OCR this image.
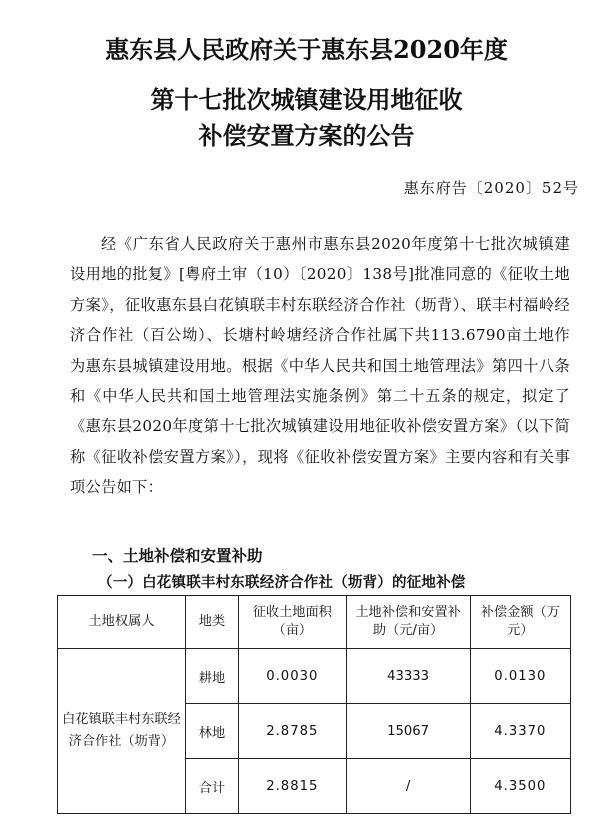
惠东县人民政府关于惠东县2020年度
第十七批次城镇建设用地征收
补偿安置方案的公告
惠东府告〔2020〕52号
经《广东省人民政府关于惠州市惠东县2020年度第十七批次城镇建设用地的批复》[粤府土审（10）〔2020〕138号]批准同意的《征收土地方案》，征收惠东县白花镇联丰村东联经济合作社（坜背）、联丰村福岭经济合作社（百公坳）、长塘村岭塘经济合作社属下共113.6790亩土地作为惠东县城镇建设用地。根据《中华人民共和国土地管理法》第四十八条和《中华人民共和国土地管理法实施条例》第二十五条的规定，拟定了《惠东县2020年度第十七批次城镇建设用地征收补偿安置方案》（以下简称《征收补偿安置方案》），现将《征收补偿安置方案》主要内容和有关事项公告如下：
一、土地补偿和安置补助
（一）白花镇联丰村东联经济合作社（坜背）的征地补偿
土地权属人	地类	征收土地面积（亩）	土地补偿和安置补助（元/亩）	补偿金额（万元）
白花镇联丰村东联经济合作社（坜背）	耕地	0.0030	43333	0.0130
	林地	2.8785	15067	4.3370
	合计	2.8815	/	4.3500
----------------------------------------
Problem statement:
Pull out every line containing "土地补偿和安置补助".

Written response:
一、土地补偿和安置补助
土地权属人	地类	征收土地面积（亩）	土地补偿和安置补助（元/亩）	补偿金额（万元）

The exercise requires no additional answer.